◆ EXERCISE BRIEF
The entries below need to be written out exactly, with no pictures included.

####

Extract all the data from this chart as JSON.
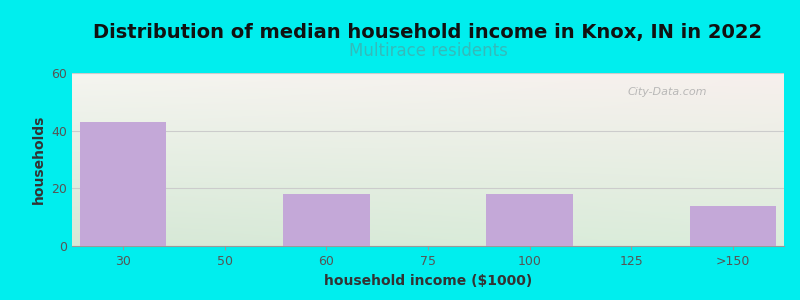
{
  "title": "Distribution of median household income in Knox, IN in 2022",
  "subtitle": "Multirace residents",
  "xlabel": "household income ($1000)",
  "ylabel": "households",
  "categories": [
    "30",
    "50",
    "60",
    "75",
    "100",
    "125",
    ">150"
  ],
  "values": [
    43,
    0,
    18,
    0,
    18,
    0,
    14
  ],
  "bar_color": "#c4a8d8",
  "bar_width": 0.85,
  "ylim": [
    0,
    60
  ],
  "yticks": [
    0,
    20,
    40,
    60
  ],
  "background_color": "#00eeee",
  "plot_bg_topleft": "#d8ead8",
  "plot_bg_topright": "#f0f0ee",
  "plot_bg_bottomleft": "#d8ead8",
  "plot_bg_bottomright": "#eef0f0",
  "title_fontsize": 14,
  "title_fontweight": "bold",
  "subtitle_fontsize": 12,
  "subtitle_color": "#33bbbb",
  "axis_label_fontsize": 10,
  "axis_label_fontweight": "bold",
  "tick_fontsize": 9,
  "tick_color": "#555555",
  "watermark_text": "City-Data.com",
  "watermark_color": "#aaaaaa",
  "grid_color": "#cccccc",
  "spine_color": "#999999"
}
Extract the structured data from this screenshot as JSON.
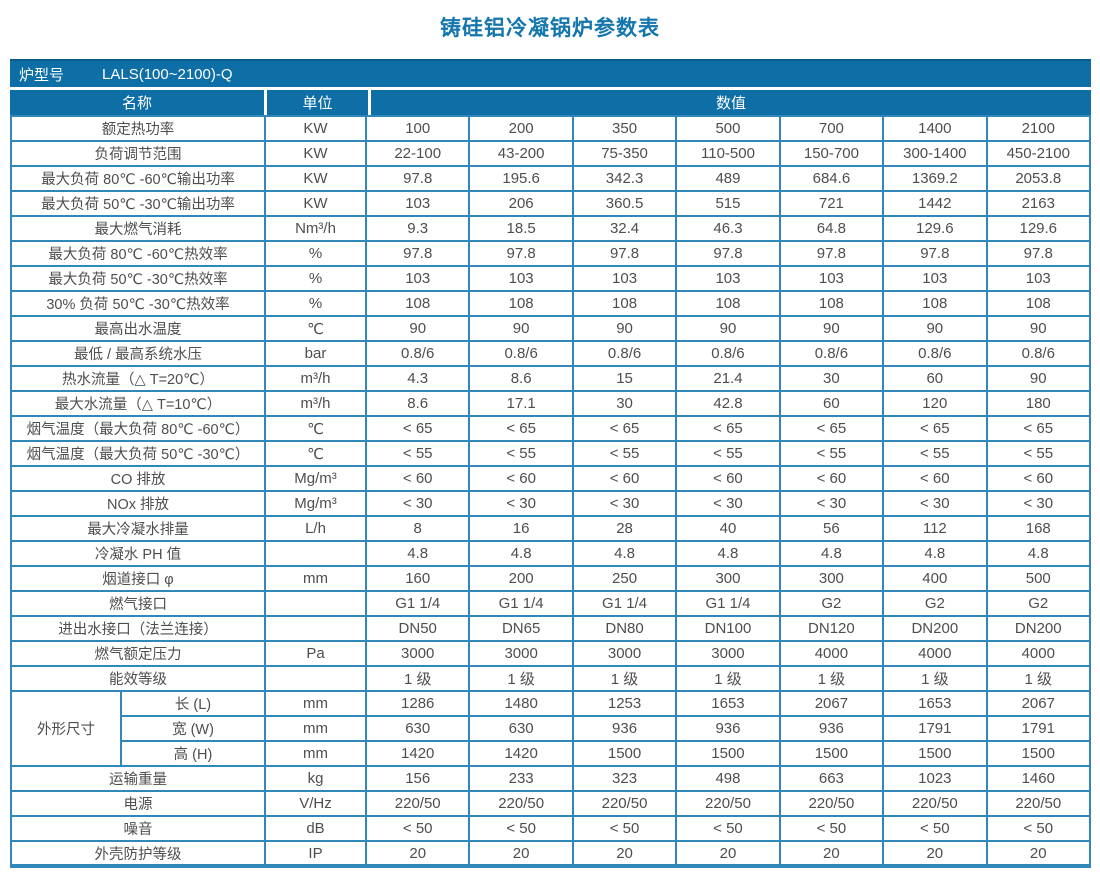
{
  "title": "铸硅铝冷凝锅炉参数表",
  "model_bar": {
    "label": "炉型号",
    "value": "LALS(100~2100)-Q"
  },
  "columns": {
    "name": "名称",
    "unit": "单位",
    "value": "数值"
  },
  "dimension_group": "外形尺寸",
  "colors": {
    "bar": "#0d6fa5",
    "border": "#2f87ba",
    "title": "#1376ad",
    "text": "#4d4e50"
  },
  "rows": [
    {
      "name": "额定热功率",
      "unit": "KW",
      "values": [
        "100",
        "200",
        "350",
        "500",
        "700",
        "1400",
        "2100"
      ]
    },
    {
      "name": "负荷调节范围",
      "unit": "KW",
      "values": [
        "22-100",
        "43-200",
        "75-350",
        "110-500",
        "150-700",
        "300-1400",
        "450-2100"
      ]
    },
    {
      "name": "最大负荷 80℃ -60℃输出功率",
      "unit": "KW",
      "values": [
        "97.8",
        "195.6",
        "342.3",
        "489",
        "684.6",
        "1369.2",
        "2053.8"
      ]
    },
    {
      "name": "最大负荷 50℃ -30℃输出功率",
      "unit": "KW",
      "values": [
        "103",
        "206",
        "360.5",
        "515",
        "721",
        "1442",
        "2163"
      ]
    },
    {
      "name": "最大燃气消耗",
      "unit": "Nm³/h",
      "values": [
        "9.3",
        "18.5",
        "32.4",
        "46.3",
        "64.8",
        "129.6",
        "129.6"
      ]
    },
    {
      "name": "最大负荷 80℃ -60℃热效率",
      "unit": "%",
      "values": [
        "97.8",
        "97.8",
        "97.8",
        "97.8",
        "97.8",
        "97.8",
        "97.8"
      ]
    },
    {
      "name": "最大负荷 50℃ -30℃热效率",
      "unit": "%",
      "values": [
        "103",
        "103",
        "103",
        "103",
        "103",
        "103",
        "103"
      ]
    },
    {
      "name": "30% 负荷 50℃ -30℃热效率",
      "unit": "%",
      "values": [
        "108",
        "108",
        "108",
        "108",
        "108",
        "108",
        "108"
      ]
    },
    {
      "name": "最高出水温度",
      "unit": "℃",
      "values": [
        "90",
        "90",
        "90",
        "90",
        "90",
        "90",
        "90"
      ]
    },
    {
      "name": "最低 / 最高系统水压",
      "unit": "bar",
      "values": [
        "0.8/6",
        "0.8/6",
        "0.8/6",
        "0.8/6",
        "0.8/6",
        "0.8/6",
        "0.8/6"
      ]
    },
    {
      "name": "热水流量（△ T=20℃）",
      "unit": "m³/h",
      "values": [
        "4.3",
        "8.6",
        "15",
        "21.4",
        "30",
        "60",
        "90"
      ]
    },
    {
      "name": "最大水流量（△ T=10℃）",
      "unit": "m³/h",
      "values": [
        "8.6",
        "17.1",
        "30",
        "42.8",
        "60",
        "120",
        "180"
      ]
    },
    {
      "name": "烟气温度（最大负荷 80℃ -60℃）",
      "unit": "℃",
      "values": [
        "< 65",
        "< 65",
        "< 65",
        "< 65",
        "< 65",
        "< 65",
        "< 65"
      ]
    },
    {
      "name": "烟气温度（最大负荷 50℃ -30℃）",
      "unit": "℃",
      "values": [
        "< 55",
        "< 55",
        "< 55",
        "< 55",
        "< 55",
        "< 55",
        "< 55"
      ]
    },
    {
      "name": "CO 排放",
      "unit": "Mg/m³",
      "values": [
        "< 60",
        "< 60",
        "< 60",
        "< 60",
        "< 60",
        "< 60",
        "< 60"
      ]
    },
    {
      "name": "NOx 排放",
      "unit": "Mg/m³",
      "values": [
        "< 30",
        "< 30",
        "< 30",
        "< 30",
        "< 30",
        "< 30",
        "< 30"
      ]
    },
    {
      "name": "最大冷凝水排量",
      "unit": "L/h",
      "values": [
        "8",
        "16",
        "28",
        "40",
        "56",
        "112",
        "168"
      ]
    },
    {
      "name": "冷凝水 PH 值",
      "unit": "",
      "values": [
        "4.8",
        "4.8",
        "4.8",
        "4.8",
        "4.8",
        "4.8",
        "4.8"
      ]
    },
    {
      "name": "烟道接口 φ",
      "unit": "mm",
      "values": [
        "160",
        "200",
        "250",
        "300",
        "300",
        "400",
        "500"
      ]
    },
    {
      "name": "燃气接口",
      "unit": "",
      "values": [
        "G1 1/4",
        "G1 1/4",
        "G1 1/4",
        "G1 1/4",
        "G2",
        "G2",
        "G2"
      ]
    },
    {
      "name": "进出水接口（法兰连接）",
      "unit": "",
      "values": [
        "DN50",
        "DN65",
        "DN80",
        "DN100",
        "DN120",
        "DN200",
        "DN200"
      ]
    },
    {
      "name": "燃气额定压力",
      "unit": "Pa",
      "values": [
        "3000",
        "3000",
        "3000",
        "3000",
        "4000",
        "4000",
        "4000"
      ]
    },
    {
      "name": "能效等级",
      "unit": "",
      "values": [
        "1 级",
        "1 级",
        "1 级",
        "1 级",
        "1 级",
        "1 级",
        "1 级"
      ]
    },
    {
      "name": "长 (L)",
      "unit": "mm",
      "group": true,
      "values": [
        "1286",
        "1480",
        "1253",
        "1653",
        "2067",
        "1653",
        "2067"
      ]
    },
    {
      "name": "宽 (W)",
      "unit": "mm",
      "group": true,
      "values": [
        "630",
        "630",
        "936",
        "936",
        "936",
        "1791",
        "1791"
      ]
    },
    {
      "name": "高 (H)",
      "unit": "mm",
      "group": true,
      "values": [
        "1420",
        "1420",
        "1500",
        "1500",
        "1500",
        "1500",
        "1500"
      ]
    },
    {
      "name": "运输重量",
      "unit": "kg",
      "values": [
        "156",
        "233",
        "323",
        "498",
        "663",
        "1023",
        "1460"
      ]
    },
    {
      "name": "电源",
      "unit": "V/Hz",
      "values": [
        "220/50",
        "220/50",
        "220/50",
        "220/50",
        "220/50",
        "220/50",
        "220/50"
      ]
    },
    {
      "name": "噪音",
      "unit": "dB",
      "values": [
        "< 50",
        "< 50",
        "< 50",
        "< 50",
        "< 50",
        "< 50",
        "< 50"
      ]
    },
    {
      "name": "外壳防护等级",
      "unit": "IP",
      "values": [
        "20",
        "20",
        "20",
        "20",
        "20",
        "20",
        "20"
      ]
    }
  ]
}
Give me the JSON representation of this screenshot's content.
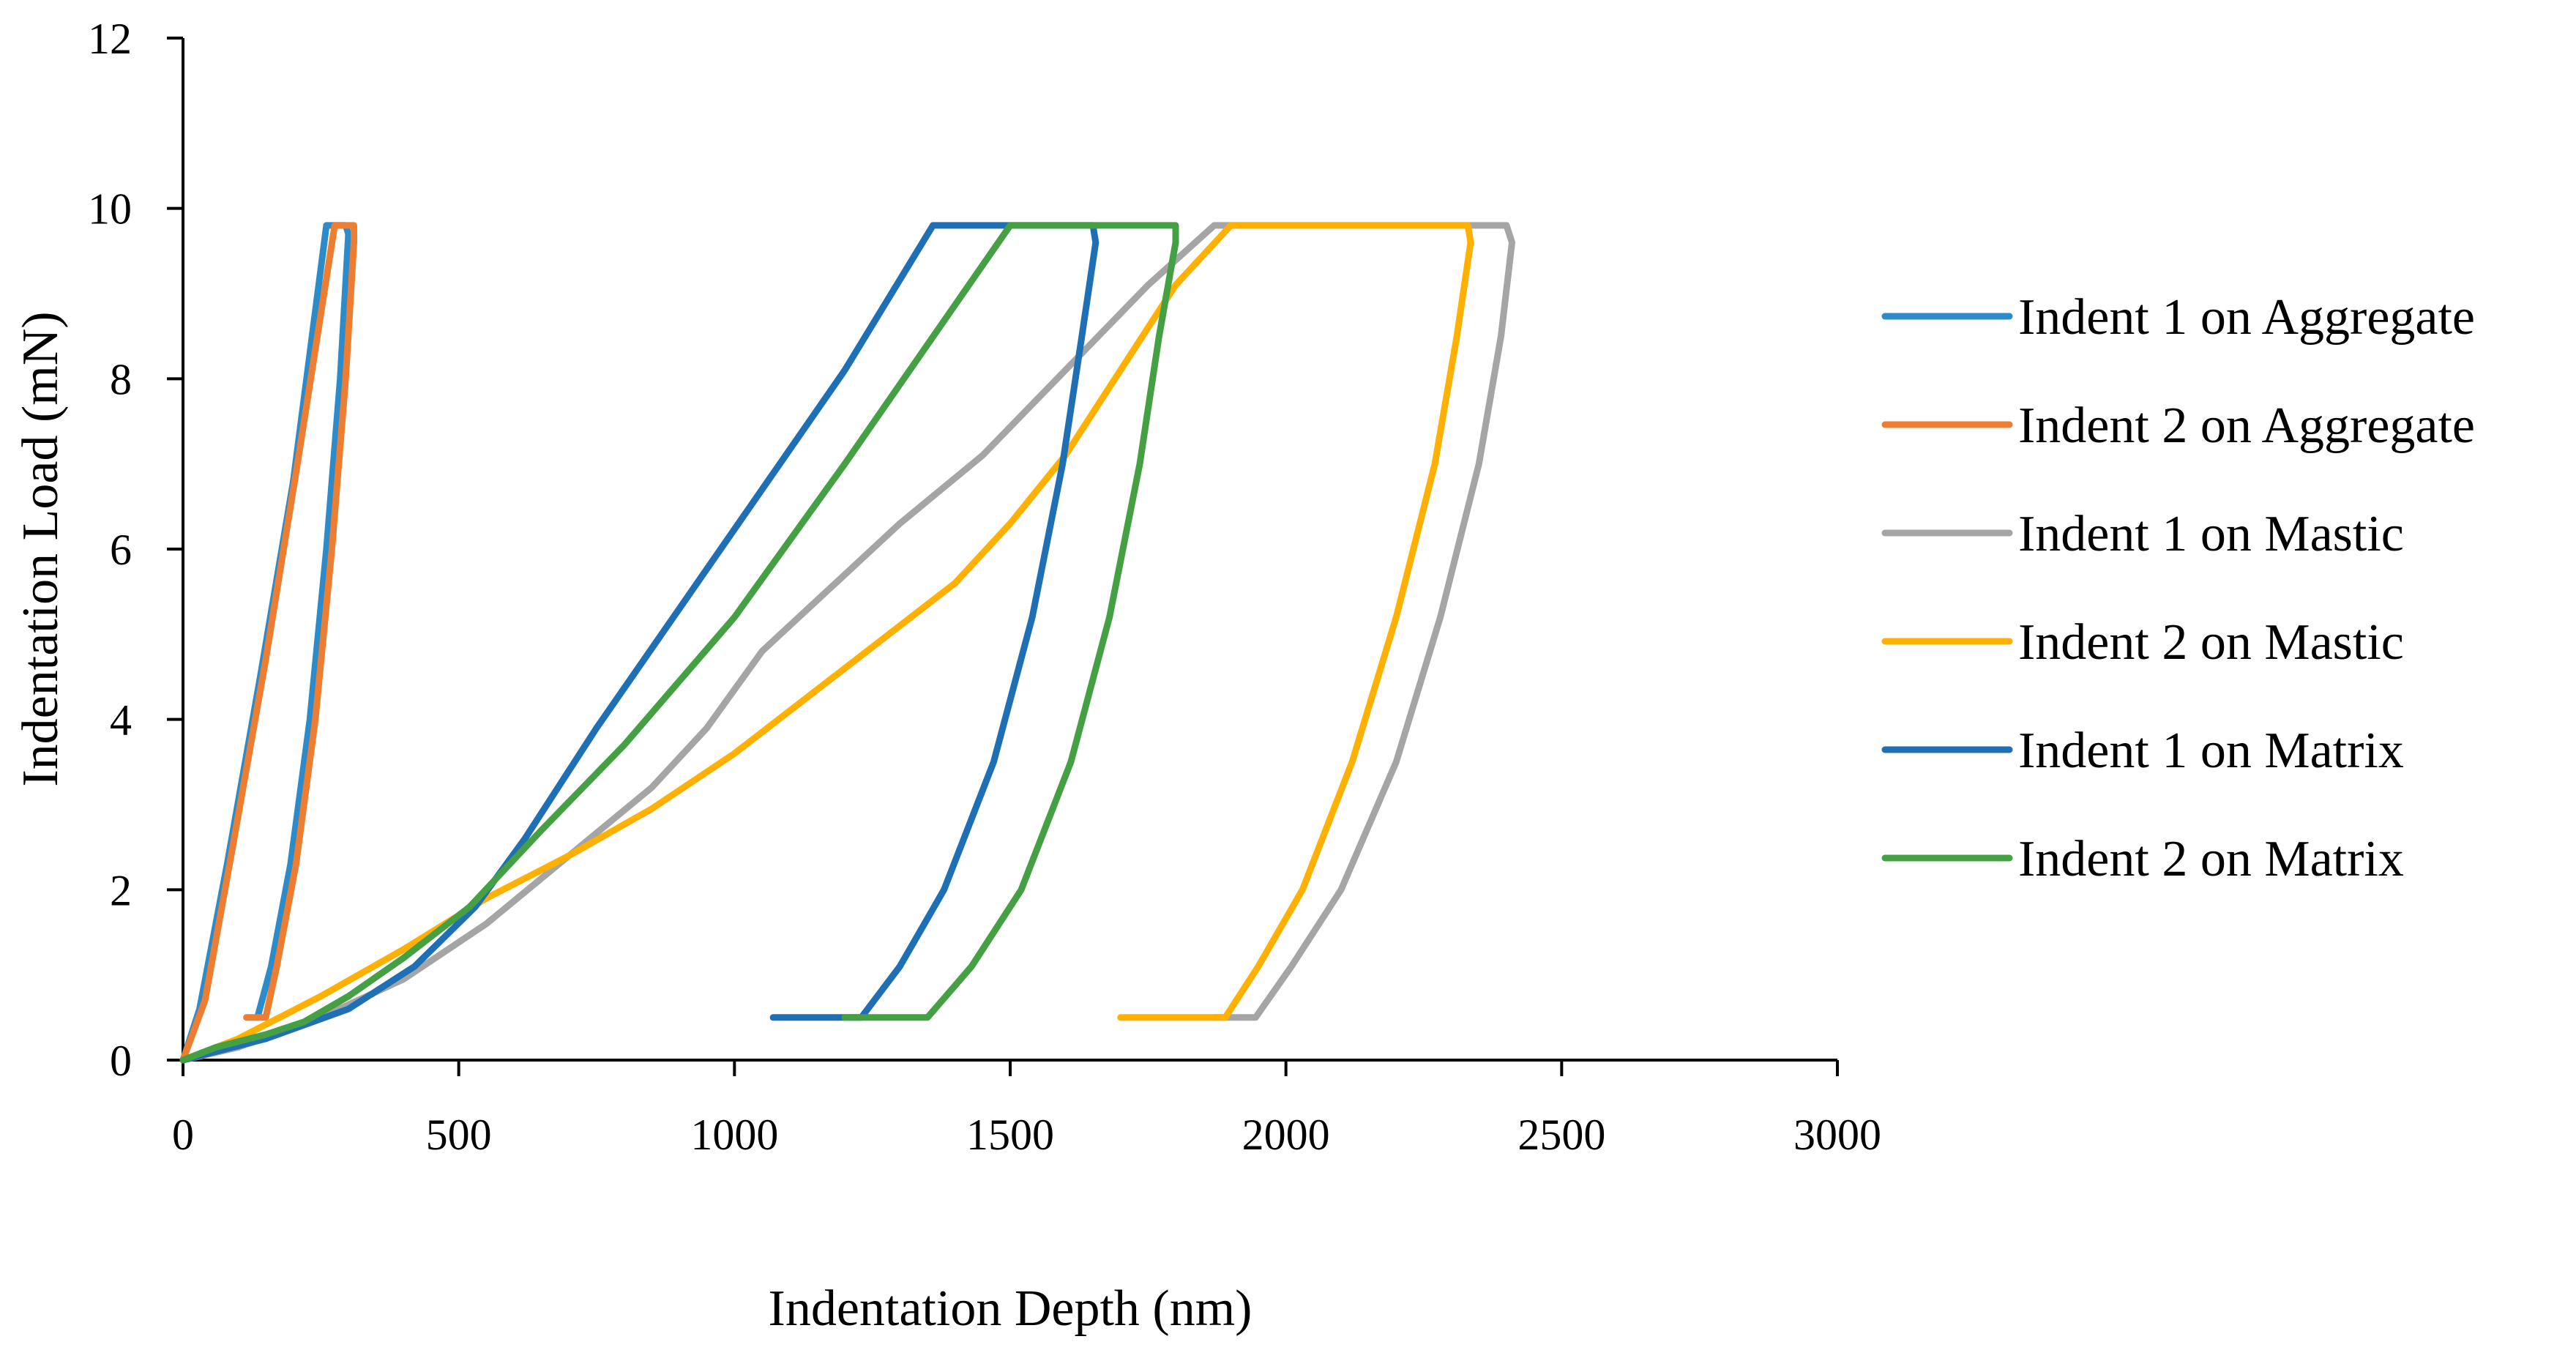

####

◆ RESULT BELOW
Extract all the data from this chart as JSON.
{
  "title": "Distribution of median household income in Knox, IN in 2022",
  "subtitle": "Multirace residents",
  "xlabel": "household income ($1000)",
  "ylabel": "households",
  "categories": [
    "30",
    "50",
    "60",
    "75",
    "100",
    "125",
    ">150"
  ],
  "values": [
    43,
    0,
    18,
    0,
    18,
    0,
    14
  ],
  "bar_color": "#c4a8d8",
  "bar_width": 0.85,
  "ylim": [
    0,
    60
  ],
  "yticks": [
    0,
    20,
    40,
    60
  ],
  "background_color": "#00eeee",
  "plot_bg_topleft": "#d8ead8",
  "plot_bg_topright": "#f0f0ee",
  "plot_bg_bottomleft": "#d8ead8",
  "plot_bg_bottomright": "#eef0f0",
  "title_fontsize": 14,
  "title_fontweight": "bold",
  "subtitle_fontsize": 12,
  "subtitle_color": "#33bbbb",
  "axis_label_fontsize": 10,
  "axis_label_fontweight": "bold",
  "tick_fontsize": 9,
  "tick_color": "#555555",
  "watermark_text": "City-Data.com",
  "watermark_color": "#aaaaaa",
  "grid_color": "#cccccc",
  "spine_color": "#999999"
}
Extract the structured data from this screenshot as JSON.
{
  "title": "铸硅铝冷凝锅炉参数表",
  "model_bar": {
    "label": "炉型号",
    "value": "LALS(100~2100)-Q"
  },
  "columns": {
    "name": "名称",
    "unit": "单位",
    "value": "数值"
  },
  "dimension_group": "外形尺寸",
  "colors": {
    "bar": "#0d6fa5",
    "border": "#2f87ba",
    "title": "#1376ad",
    "text": "#4d4e50"
  },
  "rows": [
    {
      "name": "额定热功率",
      "unit": "KW",
      "values": [
        "100",
        "200",
        "350",
        "500",
        "700",
        "1400",
        "2100"
      ]
    },
    {
      "name": "负荷调节范围",
      "unit": "KW",
      "values": [
        "22-100",
        "43-200",
        "75-350",
        "110-500",
        "150-700",
        "300-1400",
        "450-2100"
      ]
    },
    {
      "name": "最大负荷 80℃ -60℃输出功率",
      "unit": "KW",
      "values": [
        "97.8",
        "195.6",
        "342.3",
        "489",
        "684.6",
        "1369.2",
        "2053.8"
      ]
    },
    {
      "name": "最大负荷 50℃ -30℃输出功率",
      "unit": "KW",
      "values": [
        "103",
        "206",
        "360.5",
        "515",
        "721",
        "1442",
        "2163"
      ]
    },
    {
      "name": "最大燃气消耗",
      "unit": "Nm³/h",
      "values": [
        "9.3",
        "18.5",
        "32.4",
        "46.3",
        "64.8",
        "129.6",
        "129.6"
      ]
    },
    {
      "name": "最大负荷 80℃ -60℃热效率",
      "unit": "%",
      "values": [
        "97.8",
        "97.8",
        "97.8",
        "97.8",
        "97.8",
        "97.8",
        "97.8"
      ]
    },
    {
      "name": "最大负荷 50℃ -30℃热效率",
      "unit": "%",
      "values": [
        "103",
        "103",
        "103",
        "103",
        "103",
        "103",
        "103"
      ]
    },
    {
      "name": "30% 负荷 50℃ -30℃热效率",
      "unit": "%",
      "values": [
        "108",
        "108",
        "108",
        "108",
        "108",
        "108",
        "108"
      ]
    },
    {
      "name": "最高出水温度",
      "unit": "℃",
      "values": [
        "90",
        "90",
        "90",
        "90",
        "90",
        "90",
        "90"
      ]
    },
    {
      "name": "最低 / 最高系统水压",
      "unit": "bar",
      "values": [
        "0.8/6",
        "0.8/6",
        "0.8/6",
        "0.8/6",
        "0.8/6",
        "0.8/6",
        "0.8/6"
      ]
    },
    {
      "name": "热水流量（△ T=20℃）",
      "unit": "m³/h",
      "values": [
        "4.3",
        "8.6",
        "15",
        "21.4",
        "30",
        "60",
        "90"
      ]
    },
    {
      "name": "最大水流量（△ T=10℃）",
      "unit": "m³/h",
      "values": [
        "8.6",
        "17.1",
        "30",
        "42.8",
        "60",
        "120",
        "180"
      ]
    },
    {
      "name": "烟气温度（最大负荷 80℃ -60℃）",
      "unit": "℃",
      "values": [
        "< 65",
        "< 65",
        "< 65",
        "< 65",
        "< 65",
        "< 65",
        "< 65"
      ]
    },
    {
      "name": "烟气温度（最大负荷 50℃ -30℃）",
      "unit": "℃",
      "values": [
        "< 55",
        "< 55",
        "< 55",
        "< 55",
        "< 55",
        "< 55",
        "< 55"
      ]
    },
    {
      "name": "CO 排放",
      "unit": "Mg/m³",
      "values": [
        "< 60",
        "< 60",
        "< 60",
        "< 60",
        "< 60",
        "< 60",
        "< 60"
      ]
    },
    {
      "name": "NOx 排放",
      "unit": "Mg/m³",
      "values": [
        "< 30",
        "< 30",
        "< 30",
        "< 30",
        "< 30",
        "< 30",
        "< 30"
      ]
    },
    {
      "name": "最大冷凝水排量",
      "unit": "L/h",
      "values": [
        "8",
        "16",
        "28",
        "40",
        "56",
        "112",
        "168"
      ]
    },
    {
      "name": "冷凝水 PH 值",
      "unit": "",
      "values": [
        "4.8",
        "4.8",
        "4.8",
        "4.8",
        "4.8",
        "4.8",
        "4.8"
      ]
    },
    {
      "name": "烟道接口 φ",
      "unit": "mm",
      "values": [
        "160",
        "200",
        "250",
        "300",
        "300",
        "400",
        "500"
      ]
    },
    {
      "name": "燃气接口",
      "unit": "",
      "values": [
        "G1 1/4",
        "G1 1/4",
        "G1 1/4",
        "G1 1/4",
        "G2",
        "G2",
        "G2"
      ]
    },
    {
      "name": "进出水接口（法兰连接）",
      "unit": "",
      "values": [
        "DN50",
        "DN65",
        "DN80",
        "DN100",
        "DN120",
        "DN200",
        "DN200"
      ]
    },
    {
      "name": "燃气额定压力",
      "unit": "Pa",
      "values": [
        "3000",
        "3000",
        "3000",
        "3000",
        "4000",
        "4000",
        "4000"
      ]
    },
    {
      "name": "能效等级",
      "unit": "",
      "values": [
        "1 级",
        "1 级",
        "1 级",
        "1 级",
        "1 级",
        "1 级",
        "1 级"
      ]
    },
    {
      "name": "长 (L)",
      "unit": "mm",
      "group": true,
      "values": [
        "1286",
        "1480",
        "1253",
        "1653",
        "2067",
        "1653",
        "2067"
      ]
    },
    {
      "name": "宽 (W)",
      "unit": "mm",
      "group": true,
      "values": [
        "630",
        "630",
        "936",
        "936",
        "936",
        "1791",
        "1791"
      ]
    },
    {
      "name": "高 (H)",
      "unit": "mm",
      "group": true,
      "values": [
        "1420",
        "1420",
        "1500",
        "1500",
        "1500",
        "1500",
        "1500"
      ]
    },
    {
      "name": "运输重量",
      "unit": "kg",
      "values": [
        "156",
        "233",
        "323",
        "498",
        "663",
        "1023",
        "1460"
      ]
    },
    {
      "name": "电源",
      "unit": "V/Hz",
      "values": [
        "220/50",
        "220/50",
        "220/50",
        "220/50",
        "220/50",
        "220/50",
        "220/50"
      ]
    },
    {
      "name": "噪音",
      "unit": "dB",
      "values": [
        "< 50",
        "< 50",
        "< 50",
        "< 50",
        "< 50",
        "< 50",
        "< 50"
      ]
    },
    {
      "name": "外壳防护等级",
      "unit": "IP",
      "values": [
        "20",
        "20",
        "20",
        "20",
        "20",
        "20",
        "20"
      ]
    }
  ]
}
Give me the JSON representation of this screenshot's content.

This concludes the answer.